Aim of the exercise
Read the entries below and pull out each line with the string "thumbnail".
-*-*-
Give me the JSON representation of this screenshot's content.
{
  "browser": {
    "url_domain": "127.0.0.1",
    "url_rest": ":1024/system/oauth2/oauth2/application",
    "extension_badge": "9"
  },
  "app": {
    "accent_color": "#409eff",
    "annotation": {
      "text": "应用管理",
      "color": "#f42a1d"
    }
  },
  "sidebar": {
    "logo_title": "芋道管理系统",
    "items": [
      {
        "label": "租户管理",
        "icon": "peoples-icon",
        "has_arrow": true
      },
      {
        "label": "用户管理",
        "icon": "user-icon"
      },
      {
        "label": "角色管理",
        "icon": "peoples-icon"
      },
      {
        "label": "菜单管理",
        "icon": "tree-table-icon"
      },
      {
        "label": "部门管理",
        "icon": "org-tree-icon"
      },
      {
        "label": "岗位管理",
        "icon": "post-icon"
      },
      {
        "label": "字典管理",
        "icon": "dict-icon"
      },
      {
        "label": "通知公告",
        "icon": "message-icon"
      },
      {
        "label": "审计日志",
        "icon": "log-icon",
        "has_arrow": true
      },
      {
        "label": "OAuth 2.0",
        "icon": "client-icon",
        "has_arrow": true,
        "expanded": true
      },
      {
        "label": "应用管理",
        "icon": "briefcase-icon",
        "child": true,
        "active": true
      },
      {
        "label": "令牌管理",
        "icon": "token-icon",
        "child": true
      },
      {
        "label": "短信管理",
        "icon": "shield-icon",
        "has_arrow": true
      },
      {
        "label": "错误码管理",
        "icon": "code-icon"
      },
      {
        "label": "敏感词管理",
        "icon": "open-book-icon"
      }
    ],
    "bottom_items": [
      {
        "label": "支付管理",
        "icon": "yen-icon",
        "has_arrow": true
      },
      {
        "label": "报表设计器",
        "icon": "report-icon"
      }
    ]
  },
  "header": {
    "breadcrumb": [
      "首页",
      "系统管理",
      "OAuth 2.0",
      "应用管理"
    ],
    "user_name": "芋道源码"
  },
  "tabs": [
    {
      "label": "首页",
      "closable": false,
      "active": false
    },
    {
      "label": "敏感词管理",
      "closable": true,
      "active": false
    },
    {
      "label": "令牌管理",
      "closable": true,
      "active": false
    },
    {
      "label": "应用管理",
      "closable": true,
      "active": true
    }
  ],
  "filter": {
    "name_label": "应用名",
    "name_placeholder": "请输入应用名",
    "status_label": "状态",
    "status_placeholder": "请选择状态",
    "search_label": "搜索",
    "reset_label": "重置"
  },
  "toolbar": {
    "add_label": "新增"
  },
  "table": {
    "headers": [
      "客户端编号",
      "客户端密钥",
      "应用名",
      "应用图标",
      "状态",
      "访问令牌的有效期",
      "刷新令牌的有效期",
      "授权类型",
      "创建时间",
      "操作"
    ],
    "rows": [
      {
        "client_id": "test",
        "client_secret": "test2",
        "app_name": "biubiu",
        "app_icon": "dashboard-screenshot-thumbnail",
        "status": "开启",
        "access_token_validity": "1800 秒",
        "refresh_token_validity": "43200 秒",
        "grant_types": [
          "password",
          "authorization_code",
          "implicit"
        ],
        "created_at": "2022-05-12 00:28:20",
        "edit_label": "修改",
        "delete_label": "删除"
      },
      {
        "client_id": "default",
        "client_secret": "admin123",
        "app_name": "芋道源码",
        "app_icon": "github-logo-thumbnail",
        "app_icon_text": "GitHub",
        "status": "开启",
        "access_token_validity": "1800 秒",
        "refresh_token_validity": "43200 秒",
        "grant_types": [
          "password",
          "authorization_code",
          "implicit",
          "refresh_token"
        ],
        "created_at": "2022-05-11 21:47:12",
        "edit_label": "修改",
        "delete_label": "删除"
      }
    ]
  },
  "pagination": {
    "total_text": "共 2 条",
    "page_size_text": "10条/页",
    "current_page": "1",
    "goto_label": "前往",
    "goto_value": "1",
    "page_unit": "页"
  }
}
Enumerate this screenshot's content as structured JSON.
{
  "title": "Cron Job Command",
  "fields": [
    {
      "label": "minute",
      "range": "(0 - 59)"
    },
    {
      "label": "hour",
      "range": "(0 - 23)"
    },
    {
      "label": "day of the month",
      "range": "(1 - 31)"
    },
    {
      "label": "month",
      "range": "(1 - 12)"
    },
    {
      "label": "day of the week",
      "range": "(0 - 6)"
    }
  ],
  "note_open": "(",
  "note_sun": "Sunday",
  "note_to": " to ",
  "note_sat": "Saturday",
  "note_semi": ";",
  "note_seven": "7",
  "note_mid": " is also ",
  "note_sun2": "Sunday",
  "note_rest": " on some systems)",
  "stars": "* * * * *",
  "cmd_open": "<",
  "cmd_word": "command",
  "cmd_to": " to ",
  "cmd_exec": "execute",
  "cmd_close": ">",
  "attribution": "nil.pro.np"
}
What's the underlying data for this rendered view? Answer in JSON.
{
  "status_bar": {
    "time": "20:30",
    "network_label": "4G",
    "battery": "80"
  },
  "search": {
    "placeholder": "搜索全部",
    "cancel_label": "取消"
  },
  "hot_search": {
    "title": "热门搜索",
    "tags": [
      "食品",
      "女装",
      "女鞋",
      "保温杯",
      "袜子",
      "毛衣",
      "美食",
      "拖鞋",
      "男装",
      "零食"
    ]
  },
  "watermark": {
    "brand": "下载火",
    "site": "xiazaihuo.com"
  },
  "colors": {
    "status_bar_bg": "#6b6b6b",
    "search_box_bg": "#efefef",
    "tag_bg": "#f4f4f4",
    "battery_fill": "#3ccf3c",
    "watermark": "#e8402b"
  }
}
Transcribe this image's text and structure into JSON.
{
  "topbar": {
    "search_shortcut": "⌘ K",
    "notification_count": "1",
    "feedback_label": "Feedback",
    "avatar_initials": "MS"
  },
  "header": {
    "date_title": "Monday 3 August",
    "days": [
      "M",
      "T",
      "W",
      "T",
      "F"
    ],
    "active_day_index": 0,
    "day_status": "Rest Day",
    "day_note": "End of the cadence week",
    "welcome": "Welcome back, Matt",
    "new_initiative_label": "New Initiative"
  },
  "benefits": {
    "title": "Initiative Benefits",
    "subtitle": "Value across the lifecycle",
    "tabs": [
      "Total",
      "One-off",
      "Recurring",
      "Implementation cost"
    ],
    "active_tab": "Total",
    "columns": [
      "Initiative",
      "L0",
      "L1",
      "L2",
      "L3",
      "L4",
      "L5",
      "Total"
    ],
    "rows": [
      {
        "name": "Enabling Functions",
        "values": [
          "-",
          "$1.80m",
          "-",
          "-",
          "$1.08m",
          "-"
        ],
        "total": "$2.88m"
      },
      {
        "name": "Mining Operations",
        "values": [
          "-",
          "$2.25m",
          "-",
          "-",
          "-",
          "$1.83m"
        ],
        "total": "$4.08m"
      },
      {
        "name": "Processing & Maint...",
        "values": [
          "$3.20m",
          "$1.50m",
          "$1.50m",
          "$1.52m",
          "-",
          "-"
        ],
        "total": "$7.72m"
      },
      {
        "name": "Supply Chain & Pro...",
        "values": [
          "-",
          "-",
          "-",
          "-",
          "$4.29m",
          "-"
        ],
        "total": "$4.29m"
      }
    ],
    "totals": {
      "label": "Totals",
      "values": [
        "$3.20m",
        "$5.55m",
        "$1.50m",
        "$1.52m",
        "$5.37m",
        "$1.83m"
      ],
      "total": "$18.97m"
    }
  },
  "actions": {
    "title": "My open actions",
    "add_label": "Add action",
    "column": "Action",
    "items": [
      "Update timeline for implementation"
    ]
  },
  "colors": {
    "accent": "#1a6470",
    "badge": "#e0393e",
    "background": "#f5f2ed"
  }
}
-*-*-
Correct response
        "app_icon": "dashboard-screenshot-thumbnail",
        "app_icon": "github-logo-thumbnail",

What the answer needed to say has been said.